» **Your instructions**
Return each line containing the string "impact".

» **Records provided**
--------------------------------

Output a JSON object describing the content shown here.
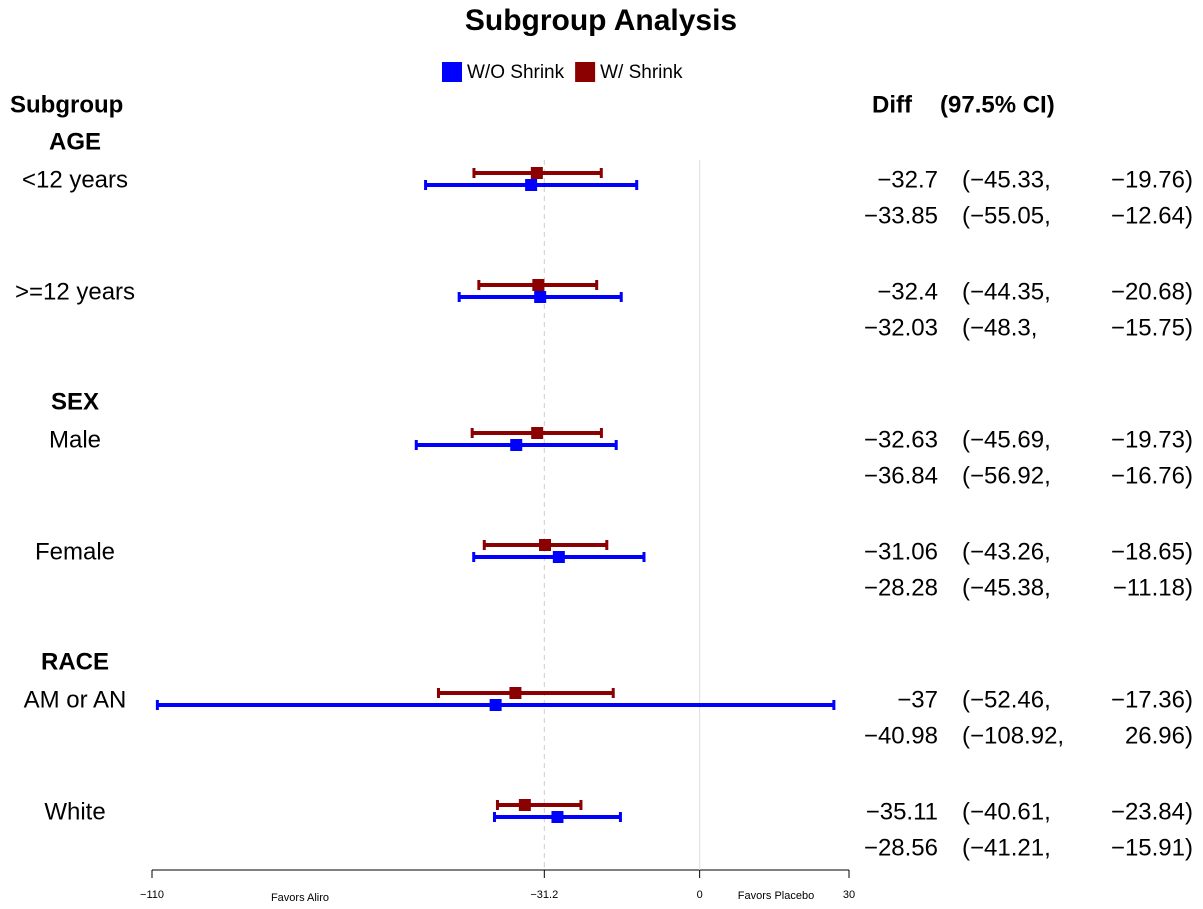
{
  "chart_data": {
    "type": "forest",
    "title": "Subgroup Analysis",
    "subgroup_header": "Subgroup",
    "diff_header": "Diff",
    "ci_header": "(97.5% CI)",
    "groups": [
      {
        "label": "AGE",
        "categories": [
          "<12 years",
          ">=12 years"
        ]
      },
      {
        "label": "SEX",
        "categories": [
          "Male",
          "Female"
        ]
      },
      {
        "label": "RACE",
        "categories": [
          "AM or AN",
          "White"
        ]
      }
    ],
    "series": [
      {
        "name": "W/O Shrink",
        "color": "#0000ff",
        "values": [
          -33.85,
          -32.03,
          -36.84,
          -28.28,
          -40.98,
          -28.56
        ],
        "lower": [
          -55.05,
          -48.3,
          -56.92,
          -45.38,
          -108.92,
          -41.21
        ],
        "upper": [
          -12.64,
          -15.75,
          -16.76,
          -11.18,
          26.96,
          -15.91
        ],
        "value_labels": [
          "−33.85",
          "−32.03",
          "−36.84",
          "−28.28",
          "−40.98",
          "−28.56"
        ],
        "lower_labels": [
          "(−55.05,",
          "(−48.3,",
          "(−56.92,",
          "(−45.38,",
          "(−108.92,",
          "(−41.21,"
        ],
        "upper_labels": [
          "−12.64)",
          "−15.75)",
          "−16.76)",
          "−11.18)",
          "26.96)",
          "−15.91)"
        ]
      },
      {
        "name": "W/ Shrink",
        "color": "#8b0000",
        "values": [
          -32.7,
          -32.4,
          -32.63,
          -31.06,
          -37,
          -35.11
        ],
        "lower": [
          -45.33,
          -44.35,
          -45.69,
          -43.26,
          -52.46,
          -40.61
        ],
        "upper": [
          -19.76,
          -20.68,
          -19.73,
          -18.65,
          -17.36,
          -23.84
        ],
        "value_labels": [
          "−32.7",
          "−32.4",
          "−32.63",
          "−31.06",
          "−37",
          "−35.11"
        ],
        "lower_labels": [
          "(−45.33,",
          "(−44.35,",
          "(−45.69,",
          "(−43.26,",
          "(−52.46,",
          "(−40.61,"
        ],
        "upper_labels": [
          "−19.76)",
          "−20.68)",
          "−19.73)",
          "−18.65)",
          "−17.36)",
          "−23.84)"
        ]
      }
    ],
    "xlim": [
      -110,
      30
    ],
    "xticks": [
      {
        "value": -110,
        "label": "−110"
      },
      {
        "value": -31.2,
        "label": "−31.2"
      },
      0,
      30
    ],
    "reference_lines": [
      {
        "value": -31.2,
        "style": "dashed"
      },
      {
        "value": 0,
        "style": "solid"
      }
    ],
    "left_annotation": "Favors Aliro",
    "right_annotation": "Favors Placebo"
  }
}
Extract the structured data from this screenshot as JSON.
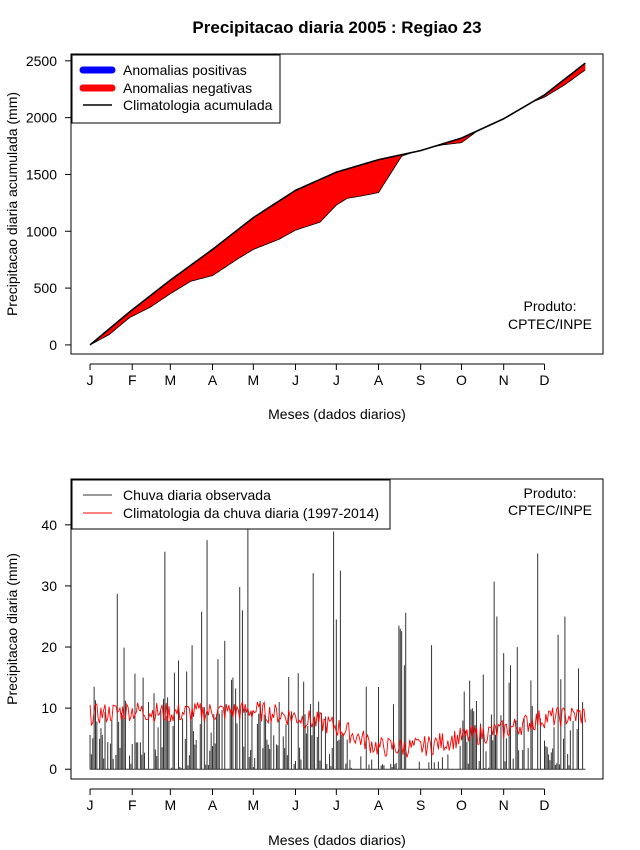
{
  "chart_data": [
    {
      "type": "area",
      "title": "Precipitacao diaria 2005 : Regiao 23",
      "xlabel": "Meses (dados diarios)",
      "ylabel": "Precipitacao diaria acumulada (mm)",
      "ylim": [
        -80,
        2560
      ],
      "xlim": [
        -13,
        378
      ],
      "yticks": [
        0,
        500,
        1000,
        1500,
        2000,
        2500
      ],
      "month_labels": [
        "J",
        "F",
        "M",
        "A",
        "M",
        "J",
        "J",
        "A",
        "S",
        "O",
        "N",
        "D"
      ],
      "month_days": [
        1,
        32,
        60,
        91,
        121,
        152,
        182,
        213,
        244,
        274,
        305,
        335
      ],
      "legend": {
        "position": "top-left",
        "entries": [
          {
            "label": "Anomalias positivas",
            "color": "#0000ff"
          },
          {
            "label": "Anomalias negativas",
            "color": "#ff0000"
          },
          {
            "label": "Climatologia acumulada",
            "color": "#000000"
          }
        ]
      },
      "note_lines": [
        "Produto:",
        "CPTEC/INPE"
      ],
      "climatology_knots": {
        "day": [
          1,
          30,
          60,
          91,
          121,
          152,
          182,
          213,
          244,
          274,
          305,
          335,
          365
        ],
        "mm": [
          0,
          290,
          570,
          840,
          1120,
          1360,
          1520,
          1630,
          1710,
          1820,
          1990,
          2200,
          2480
        ]
      },
      "observed_knots": {
        "day": [
          1,
          15,
          30,
          45,
          60,
          75,
          91,
          110,
          121,
          140,
          152,
          170,
          182,
          190,
          200,
          213,
          230,
          244,
          260,
          274,
          290,
          305,
          320,
          335,
          350,
          365
        ],
        "mm": [
          0,
          90,
          240,
          330,
          450,
          560,
          610,
          760,
          840,
          930,
          1010,
          1080,
          1230,
          1290,
          1310,
          1340,
          1660,
          1720,
          1760,
          1780,
          1920,
          2010,
          2110,
          2180,
          2290,
          2420
        ]
      }
    },
    {
      "type": "line",
      "xlabel": "Meses (dados diarios)",
      "ylabel": "Precipitacao diaria (mm)",
      "ylim": [
        -1.6,
        47.5
      ],
      "xlim": [
        -13,
        378
      ],
      "yticks": [
        0,
        10,
        20,
        30,
        40
      ],
      "month_labels": [
        "J",
        "F",
        "M",
        "A",
        "M",
        "J",
        "J",
        "A",
        "S",
        "O",
        "N",
        "D"
      ],
      "month_days": [
        1,
        32,
        60,
        91,
        121,
        152,
        182,
        213,
        244,
        274,
        305,
        335
      ],
      "legend": {
        "position": "top-left",
        "entries": [
          {
            "label": "Chuva diaria observada",
            "color": "#333333"
          },
          {
            "label": "Climatologia da chuva diaria (1997-2014)",
            "color": "#ff0000"
          }
        ]
      },
      "note_lines": [
        "Produto:",
        "CPTEC/INPE"
      ],
      "observed_peaks": {
        "day": [
          4,
          17,
          21,
          26,
          40,
          44,
          56,
          63,
          66,
          72,
          76,
          83,
          87,
          95,
          100,
          106,
          111,
          113,
          117,
          134,
          140,
          159,
          165,
          180,
          182,
          185,
          204,
          228,
          229,
          230,
          232,
          233,
          252,
          280,
          290,
          298,
          300,
          305,
          310,
          315,
          330,
          345,
          350,
          360,
          363
        ],
        "mm": [
          13.5,
          8,
          28.7,
          19.9,
          15,
          11,
          35.6,
          15.8,
          17.8,
          16,
          20.3,
          25.8,
          37.5,
          18,
          21,
          15,
          29.8,
          26,
          39.5,
          8,
          11,
          9,
          32.1,
          38.9,
          24.5,
          32.5,
          13.5,
          23.5,
          23,
          22.6,
          17,
          25.6,
          20.3,
          14.5,
          15.5,
          30.7,
          25,
          19,
          17,
          20,
          35.3,
          22,
          25,
          16.5,
          11
        ]
      },
      "climatology_knots": {
        "day": [
          1,
          30,
          60,
          91,
          121,
          152,
          182,
          213,
          244,
          274,
          305,
          335,
          365
        ],
        "mm": [
          8.9,
          9.6,
          9.2,
          9.4,
          9.6,
          8.6,
          7,
          3.6,
          3.6,
          5.2,
          6.4,
          8.4,
          8.9
        ]
      }
    }
  ]
}
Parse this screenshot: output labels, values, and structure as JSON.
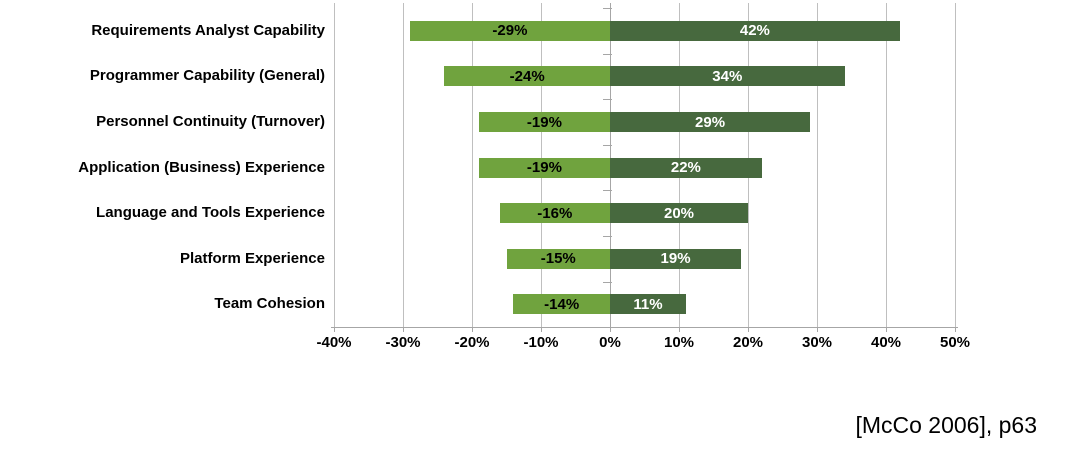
{
  "chart_data": {
    "type": "bar",
    "subtype": "horizontal-diverging",
    "title": "",
    "categories": [
      "Requirements Analyst Capability",
      "Programmer Capability (General)",
      "Personnel Continuity (Turnover)",
      "Application (Business) Experience",
      "Language and Tools Experience",
      "Platform Experience",
      "Team Cohesion"
    ],
    "series": [
      {
        "name": "negative-impact",
        "values": [
          -29,
          -24,
          -19,
          -19,
          -16,
          -15,
          -14
        ]
      },
      {
        "name": "positive-impact",
        "values": [
          42,
          34,
          29,
          22,
          20,
          19,
          11
        ]
      }
    ],
    "data_labels": {
      "negative": [
        "-29%",
        "-24%",
        "-19%",
        "-19%",
        "-16%",
        "-15%",
        "-14%"
      ],
      "positive": [
        "42%",
        "34%",
        "29%",
        "22%",
        "20%",
        "19%",
        "11%"
      ]
    },
    "xlabel": "",
    "ylabel": "",
    "xlim": [
      -40,
      50
    ],
    "x_axis": {
      "tick_values": [
        -40,
        -30,
        -20,
        -10,
        0,
        10,
        20,
        30,
        40,
        50
      ],
      "tick_labels": [
        "-40%",
        "-30%",
        "-20%",
        "-10%",
        "0%",
        "10%",
        "20%",
        "30%",
        "40%",
        "50%"
      ]
    },
    "grid": true,
    "legend": false
  },
  "colors": {
    "negative_bar": "#70A33E",
    "positive_bar": "#47693E",
    "negative_label_text": "#000000",
    "positive_label_text": "#FFFFFF",
    "gridline": "#BFBFBF",
    "axis": "#A6A6A6"
  },
  "citation": "[McCo 2006], p63"
}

--------------------------------

» **Completed exercise**
        "name": "negative-impact",
        "name": "positive-impact",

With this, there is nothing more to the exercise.